Begin

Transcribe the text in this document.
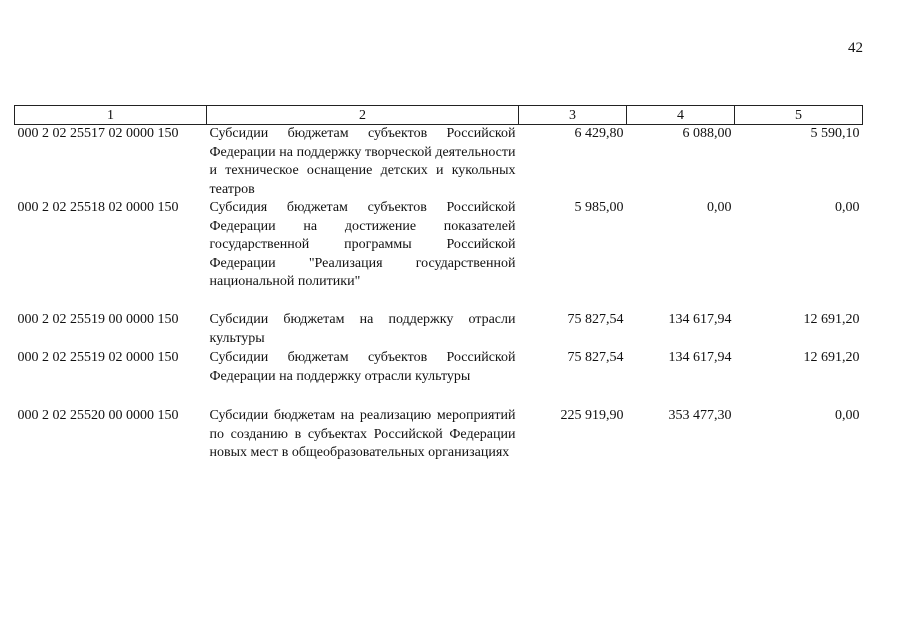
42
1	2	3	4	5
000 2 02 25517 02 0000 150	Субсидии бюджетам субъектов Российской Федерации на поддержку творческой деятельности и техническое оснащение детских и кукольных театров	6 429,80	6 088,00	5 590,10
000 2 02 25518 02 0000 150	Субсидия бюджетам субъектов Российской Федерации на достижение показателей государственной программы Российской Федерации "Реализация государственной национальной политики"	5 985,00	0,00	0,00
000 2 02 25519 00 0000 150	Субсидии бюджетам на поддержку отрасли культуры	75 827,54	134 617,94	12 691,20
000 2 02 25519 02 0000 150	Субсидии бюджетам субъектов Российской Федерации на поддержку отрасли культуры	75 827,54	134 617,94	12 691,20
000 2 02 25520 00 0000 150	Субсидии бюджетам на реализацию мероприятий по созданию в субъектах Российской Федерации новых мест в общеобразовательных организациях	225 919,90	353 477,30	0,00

End

== The problem ==
Nothing in the entries should change as you copy them, except that the pictures are left out.

== Solution for this exercise ==
Transcribe the text in this document.
42
1	2	3	4	5
000 2 02 25517 02 0000 150	Субсидии бюджетам субъектов Российской Федерации на поддержку творческой деятельности и техническое оснащение детских и кукольных театров	6 429,80	6 088,00	5 590,10
000 2 02 25518 02 0000 150	Субсидия бюджетам субъектов Российской Федерации на достижение показателей государственной программы Российской Федерации "Реализация государственной национальной политики"	5 985,00	0,00	0,00
000 2 02 25519 00 0000 150	Субсидии бюджетам на поддержку отрасли культуры	75 827,54	134 617,94	12 691,20
000 2 02 25519 02 0000 150	Субсидии бюджетам субъектов Российской Федерации на поддержку отрасли культуры	75 827,54	134 617,94	12 691,20
000 2 02 25520 00 0000 150	Субсидии бюджетам на реализацию мероприятий по созданию в субъектах Российской Федерации новых мест в общеобразовательных организациях	225 919,90	353 477,30	0,00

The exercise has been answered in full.